── RECORDS SUPPLIED

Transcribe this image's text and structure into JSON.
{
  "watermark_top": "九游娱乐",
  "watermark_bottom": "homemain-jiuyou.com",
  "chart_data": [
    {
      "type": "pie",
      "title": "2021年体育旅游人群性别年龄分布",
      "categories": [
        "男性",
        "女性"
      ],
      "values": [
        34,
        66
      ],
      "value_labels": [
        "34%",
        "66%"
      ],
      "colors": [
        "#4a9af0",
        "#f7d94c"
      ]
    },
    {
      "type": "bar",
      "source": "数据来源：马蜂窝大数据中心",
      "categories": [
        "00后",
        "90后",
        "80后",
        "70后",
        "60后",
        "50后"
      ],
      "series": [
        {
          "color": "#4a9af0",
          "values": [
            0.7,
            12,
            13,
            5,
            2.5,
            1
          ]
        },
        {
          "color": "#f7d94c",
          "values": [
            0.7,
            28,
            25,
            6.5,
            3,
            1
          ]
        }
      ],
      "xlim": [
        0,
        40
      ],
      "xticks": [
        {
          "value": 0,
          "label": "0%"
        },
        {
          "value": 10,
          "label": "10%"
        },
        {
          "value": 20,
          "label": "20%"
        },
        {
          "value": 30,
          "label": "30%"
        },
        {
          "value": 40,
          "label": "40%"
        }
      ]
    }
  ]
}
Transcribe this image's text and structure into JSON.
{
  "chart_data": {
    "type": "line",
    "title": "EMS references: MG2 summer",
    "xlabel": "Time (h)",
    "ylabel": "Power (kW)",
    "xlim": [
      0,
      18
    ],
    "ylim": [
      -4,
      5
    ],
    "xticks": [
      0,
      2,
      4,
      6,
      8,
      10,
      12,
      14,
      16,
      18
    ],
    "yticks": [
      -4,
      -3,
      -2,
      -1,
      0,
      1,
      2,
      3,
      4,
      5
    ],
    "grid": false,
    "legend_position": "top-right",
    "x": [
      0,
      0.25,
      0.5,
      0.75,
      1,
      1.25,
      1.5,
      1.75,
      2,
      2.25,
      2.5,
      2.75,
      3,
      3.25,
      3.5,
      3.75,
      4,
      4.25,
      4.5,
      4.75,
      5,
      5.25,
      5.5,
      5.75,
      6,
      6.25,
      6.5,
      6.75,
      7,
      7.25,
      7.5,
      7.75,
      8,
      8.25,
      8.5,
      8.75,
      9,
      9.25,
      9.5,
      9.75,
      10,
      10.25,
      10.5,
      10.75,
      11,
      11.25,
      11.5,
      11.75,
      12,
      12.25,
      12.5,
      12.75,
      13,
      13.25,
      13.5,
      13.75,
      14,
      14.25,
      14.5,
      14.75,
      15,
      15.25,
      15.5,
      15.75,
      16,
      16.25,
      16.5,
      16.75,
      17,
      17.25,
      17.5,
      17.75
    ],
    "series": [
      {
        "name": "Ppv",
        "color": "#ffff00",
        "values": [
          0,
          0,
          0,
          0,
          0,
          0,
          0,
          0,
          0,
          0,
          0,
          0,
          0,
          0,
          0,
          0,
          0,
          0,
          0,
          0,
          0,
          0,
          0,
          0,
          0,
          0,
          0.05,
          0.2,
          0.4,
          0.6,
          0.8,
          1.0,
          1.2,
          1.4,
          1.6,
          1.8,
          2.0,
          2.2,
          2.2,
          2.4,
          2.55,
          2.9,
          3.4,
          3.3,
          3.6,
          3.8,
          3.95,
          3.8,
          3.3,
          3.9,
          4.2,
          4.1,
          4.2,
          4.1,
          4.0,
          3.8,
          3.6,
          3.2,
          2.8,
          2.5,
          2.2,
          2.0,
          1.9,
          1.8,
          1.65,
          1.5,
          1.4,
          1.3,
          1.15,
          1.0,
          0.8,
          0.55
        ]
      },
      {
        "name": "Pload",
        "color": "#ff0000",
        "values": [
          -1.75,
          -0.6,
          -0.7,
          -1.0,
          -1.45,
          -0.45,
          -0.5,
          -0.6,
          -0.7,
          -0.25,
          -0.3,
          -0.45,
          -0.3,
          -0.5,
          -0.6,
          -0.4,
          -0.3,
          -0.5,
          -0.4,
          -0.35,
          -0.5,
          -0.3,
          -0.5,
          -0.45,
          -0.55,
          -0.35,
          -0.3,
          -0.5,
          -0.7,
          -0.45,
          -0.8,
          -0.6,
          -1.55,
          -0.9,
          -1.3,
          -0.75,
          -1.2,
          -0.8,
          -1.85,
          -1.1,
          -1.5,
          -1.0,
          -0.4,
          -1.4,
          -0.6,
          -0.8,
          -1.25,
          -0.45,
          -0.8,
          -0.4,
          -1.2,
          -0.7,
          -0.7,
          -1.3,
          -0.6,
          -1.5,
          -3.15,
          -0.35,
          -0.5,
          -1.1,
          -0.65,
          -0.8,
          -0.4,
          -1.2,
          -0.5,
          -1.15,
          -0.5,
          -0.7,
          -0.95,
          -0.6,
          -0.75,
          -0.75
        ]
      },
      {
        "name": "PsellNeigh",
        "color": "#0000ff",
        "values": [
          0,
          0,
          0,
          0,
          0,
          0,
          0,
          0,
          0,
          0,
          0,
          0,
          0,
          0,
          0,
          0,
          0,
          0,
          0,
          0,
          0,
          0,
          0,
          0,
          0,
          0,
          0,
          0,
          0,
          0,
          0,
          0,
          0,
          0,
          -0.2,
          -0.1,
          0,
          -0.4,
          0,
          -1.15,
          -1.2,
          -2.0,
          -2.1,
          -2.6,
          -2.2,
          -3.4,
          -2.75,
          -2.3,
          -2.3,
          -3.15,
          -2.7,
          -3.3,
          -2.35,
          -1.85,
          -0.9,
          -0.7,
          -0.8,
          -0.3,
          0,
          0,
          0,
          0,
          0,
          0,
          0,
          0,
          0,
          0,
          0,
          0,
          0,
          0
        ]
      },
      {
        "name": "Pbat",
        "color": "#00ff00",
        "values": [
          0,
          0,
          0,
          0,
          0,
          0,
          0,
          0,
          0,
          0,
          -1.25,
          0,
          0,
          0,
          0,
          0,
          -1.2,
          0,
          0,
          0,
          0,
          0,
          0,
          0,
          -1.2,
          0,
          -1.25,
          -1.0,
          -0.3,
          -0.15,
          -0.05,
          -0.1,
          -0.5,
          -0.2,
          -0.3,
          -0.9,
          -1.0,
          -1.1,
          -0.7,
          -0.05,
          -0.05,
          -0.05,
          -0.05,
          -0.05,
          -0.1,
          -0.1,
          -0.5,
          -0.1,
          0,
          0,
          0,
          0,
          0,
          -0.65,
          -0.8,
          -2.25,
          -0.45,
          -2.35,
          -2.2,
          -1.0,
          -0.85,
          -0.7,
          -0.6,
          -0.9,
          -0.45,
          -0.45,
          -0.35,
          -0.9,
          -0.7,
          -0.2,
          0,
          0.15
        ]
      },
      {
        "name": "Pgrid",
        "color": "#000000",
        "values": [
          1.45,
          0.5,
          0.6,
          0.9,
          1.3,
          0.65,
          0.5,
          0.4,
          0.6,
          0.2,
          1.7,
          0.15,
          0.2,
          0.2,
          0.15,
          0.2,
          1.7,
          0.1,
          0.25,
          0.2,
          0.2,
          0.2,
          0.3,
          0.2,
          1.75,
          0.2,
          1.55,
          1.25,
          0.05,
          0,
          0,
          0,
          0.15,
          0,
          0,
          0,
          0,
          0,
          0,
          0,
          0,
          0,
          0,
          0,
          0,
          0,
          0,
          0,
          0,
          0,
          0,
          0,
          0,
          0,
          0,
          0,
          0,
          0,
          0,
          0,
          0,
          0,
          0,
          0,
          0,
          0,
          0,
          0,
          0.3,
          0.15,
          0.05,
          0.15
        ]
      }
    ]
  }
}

────

STATED PROBLEM: Each line of the listing should be copied exactly.

TASK SOLUTION:
Transcribe this image's text and structure into JSON.
{
  "watermark_top": "九游娱乐",
  "watermark_bottom": "homemain-jiuyou.com",
  "chart_data": [
    {
      "type": "pie",
      "title": "2021年体育旅游人群性别年龄分布",
      "categories": [
        "男性",
        "女性"
      ],
      "values": [
        34,
        66
      ],
      "value_labels": [
        "34%",
        "66%"
      ],
      "colors": [
        "#4a9af0",
        "#f7d94c"
      ]
    },
    {
      "type": "bar",
      "source": "数据来源：马蜂窝大数据中心",
      "categories": [
        "00后",
        "90后",
        "80后",
        "70后",
        "60后",
        "50后"
      ],
      "series": [
        {
          "color": "#4a9af0",
          "values": [
            0.7,
            12,
            13,
            5,
            2.5,
            1
          ]
        },
        {
          "color": "#f7d94c",
          "values": [
            0.7,
            28,
            25,
            6.5,
            3,
            1
          ]
        }
      ],
      "xlim": [
        0,
        40
      ],
      "xticks": [
        {
          "value": 0,
          "label": "0%"
        },
        {
          "value": 10,
          "label": "10%"
        },
        {
          "value": 20,
          "label": "20%"
        },
        {
          "value": 30,
          "label": "30%"
        },
        {
          "value": 40,
          "label": "40%"
        }
      ]
    }
  ]
}
Transcribe this image's text and structure into JSON.
{
  "chart_data": {
    "type": "line",
    "title": "EMS references: MG2 summer",
    "xlabel": "Time (h)",
    "ylabel": "Power (kW)",
    "xlim": [
      0,
      18
    ],
    "ylim": [
      -4,
      5
    ],
    "xticks": [
      0,
      2,
      4,
      6,
      8,
      10,
      12,
      14,
      16,
      18
    ],
    "yticks": [
      -4,
      -3,
      -2,
      -1,
      0,
      1,
      2,
      3,
      4,
      5
    ],
    "grid": false,
    "legend_position": "top-right",
    "x": [
      0,
      0.25,
      0.5,
      0.75,
      1,
      1.25,
      1.5,
      1.75,
      2,
      2.25,
      2.5,
      2.75,
      3,
      3.25,
      3.5,
      3.75,
      4,
      4.25,
      4.5,
      4.75,
      5,
      5.25,
      5.5,
      5.75,
      6,
      6.25,
      6.5,
      6.75,
      7,
      7.25,
      7.5,
      7.75,
      8,
      8.25,
      8.5,
      8.75,
      9,
      9.25,
      9.5,
      9.75,
      10,
      10.25,
      10.5,
      10.75,
      11,
      11.25,
      11.5,
      11.75,
      12,
      12.25,
      12.5,
      12.75,
      13,
      13.25,
      13.5,
      13.75,
      14,
      14.25,
      14.5,
      14.75,
      15,
      15.25,
      15.5,
      15.75,
      16,
      16.25,
      16.5,
      16.75,
      17,
      17.25,
      17.5,
      17.75
    ],
    "series": [
      {
        "name": "Ppv",
        "color": "#ffff00",
        "values": [
          0,
          0,
          0,
          0,
          0,
          0,
          0,
          0,
          0,
          0,
          0,
          0,
          0,
          0,
          0,
          0,
          0,
          0,
          0,
          0,
          0,
          0,
          0,
          0,
          0,
          0,
          0.05,
          0.2,
          0.4,
          0.6,
          0.8,
          1.0,
          1.2,
          1.4,
          1.6,
          1.8,
          2.0,
          2.2,
          2.2,
          2.4,
          2.55,
          2.9,
          3.4,
          3.3,
          3.6,
          3.8,
          3.95,
          3.8,
          3.3,
          3.9,
          4.2,
          4.1,
          4.2,
          4.1,
          4.0,
          3.8,
          3.6,
          3.2,
          2.8,
          2.5,
          2.2,
          2.0,
          1.9,
          1.8,
          1.65,
          1.5,
          1.4,
          1.3,
          1.15,
          1.0,
          0.8,
          0.55
        ]
      },
      {
        "name": "Pload",
        "color": "#ff0000",
        "values": [
          -1.75,
          -0.6,
          -0.7,
          -1.0,
          -1.45,
          -0.45,
          -0.5,
          -0.6,
          -0.7,
          -0.25,
          -0.3,
          -0.45,
          -0.3,
          -0.5,
          -0.6,
          -0.4,
          -0.3,
          -0.5,
          -0.4,
          -0.35,
          -0.5,
          -0.3,
          -0.5,
          -0.45,
          -0.55,
          -0.35,
          -0.3,
          -0.5,
          -0.7,
          -0.45,
          -0.8,
          -0.6,
          -1.55,
          -0.9,
          -1.3,
          -0.75,
          -1.2,
          -0.8,
          -1.85,
          -1.1,
          -1.5,
          -1.0,
          -0.4,
          -1.4,
          -0.6,
          -0.8,
          -1.25,
          -0.45,
          -0.8,
          -0.4,
          -1.2,
          -0.7,
          -0.7,
          -1.3,
          -0.6,
          -1.5,
          -3.15,
          -0.35,
          -0.5,
          -1.1,
          -0.65,
          -0.8,
          -0.4,
          -1.2,
          -0.5,
          -1.15,
          -0.5,
          -0.7,
          -0.95,
          -0.6,
          -0.75,
          -0.75
        ]
      },
      {
        "name": "PsellNeigh",
        "color": "#0000ff",
        "values": [
          0,
          0,
          0,
          0,
          0,
          0,
          0,
          0,
          0,
          0,
          0,
          0,
          0,
          0,
          0,
          0,
          0,
          0,
          0,
          0,
          0,
          0,
          0,
          0,
          0,
          0,
          0,
          0,
          0,
          0,
          0,
          0,
          0,
          0,
          -0.2,
          -0.1,
          0,
          -0.4,
          0,
          -1.15,
          -1.2,
          -2.0,
          -2.1,
          -2.6,
          -2.2,
          -3.4,
          -2.75,
          -2.3,
          -2.3,
          -3.15,
          -2.7,
          -3.3,
          -2.35,
          -1.85,
          -0.9,
          -0.7,
          -0.8,
          -0.3,
          0,
          0,
          0,
          0,
          0,
          0,
          0,
          0,
          0,
          0,
          0,
          0,
          0,
          0
        ]
      },
      {
        "name": "Pbat",
        "color": "#00ff00",
        "values": [
          0,
          0,
          0,
          0,
          0,
          0,
          0,
          0,
          0,
          0,
          -1.25,
          0,
          0,
          0,
          0,
          0,
          -1.2,
          0,
          0,
          0,
          0,
          0,
          0,
          0,
          -1.2,
          0,
          -1.25,
          -1.0,
          -0.3,
          -0.15,
          -0.05,
          -0.1,
          -0.5,
          -0.2,
          -0.3,
          -0.9,
          -1.0,
          -1.1,
          -0.7,
          -0.05,
          -0.05,
          -0.05,
          -0.05,
          -0.05,
          -0.1,
          -0.1,
          -0.5,
          -0.1,
          0,
          0,
          0,
          0,
          0,
          -0.65,
          -0.8,
          -2.25,
          -0.45,
          -2.35,
          -2.2,
          -1.0,
          -0.85,
          -0.7,
          -0.6,
          -0.9,
          -0.45,
          -0.45,
          -0.35,
          -0.9,
          -0.7,
          -0.2,
          0,
          0.15
        ]
      },
      {
        "name": "Pgrid",
        "color": "#000000",
        "values": [
          1.45,
          0.5,
          0.6,
          0.9,
          1.3,
          0.65,
          0.5,
          0.4,
          0.6,
          0.2,
          1.7,
          0.15,
          0.2,
          0.2,
          0.15,
          0.2,
          1.7,
          0.1,
          0.25,
          0.2,
          0.2,
          0.2,
          0.3,
          0.2,
          1.75,
          0.2,
          1.55,
          1.25,
          0.05,
          0,
          0,
          0,
          0.15,
          0,
          0,
          0,
          0,
          0,
          0,
          0,
          0,
          0,
          0,
          0,
          0,
          0,
          0,
          0,
          0,
          0,
          0,
          0,
          0,
          0,
          0,
          0,
          0,
          0,
          0,
          0,
          0,
          0,
          0,
          0,
          0,
          0,
          0,
          0,
          0.3,
          0.15,
          0.05,
          0.15
        ]
      }
    ]
  }
}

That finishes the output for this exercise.